[Collected data]
-=-=-

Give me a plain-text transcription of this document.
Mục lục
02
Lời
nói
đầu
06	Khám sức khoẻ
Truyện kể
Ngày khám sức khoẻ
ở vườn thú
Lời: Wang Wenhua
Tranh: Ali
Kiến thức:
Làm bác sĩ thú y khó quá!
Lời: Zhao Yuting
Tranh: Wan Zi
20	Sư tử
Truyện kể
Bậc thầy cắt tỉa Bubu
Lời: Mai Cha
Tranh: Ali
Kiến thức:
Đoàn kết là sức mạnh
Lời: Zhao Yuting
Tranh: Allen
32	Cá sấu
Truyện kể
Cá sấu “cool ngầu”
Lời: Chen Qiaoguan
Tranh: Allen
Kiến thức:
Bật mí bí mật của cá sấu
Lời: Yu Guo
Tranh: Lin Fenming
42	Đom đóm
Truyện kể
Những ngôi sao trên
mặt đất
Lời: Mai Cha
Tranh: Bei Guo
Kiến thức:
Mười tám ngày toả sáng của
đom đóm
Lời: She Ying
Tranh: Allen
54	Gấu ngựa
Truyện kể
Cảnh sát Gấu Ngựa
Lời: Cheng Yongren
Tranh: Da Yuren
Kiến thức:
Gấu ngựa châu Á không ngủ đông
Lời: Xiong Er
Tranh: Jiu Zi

-=-=-

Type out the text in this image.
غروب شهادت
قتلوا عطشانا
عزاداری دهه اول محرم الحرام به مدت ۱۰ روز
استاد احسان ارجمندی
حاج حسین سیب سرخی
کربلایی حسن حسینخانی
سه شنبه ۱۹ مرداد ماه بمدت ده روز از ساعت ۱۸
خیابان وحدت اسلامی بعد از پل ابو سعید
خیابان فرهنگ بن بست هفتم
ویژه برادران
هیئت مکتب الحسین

-=-=-

Locate all lines in the listing above with the word "text" and copy them.

Give me a plain-text transcription of this document.
Type out the text in this image.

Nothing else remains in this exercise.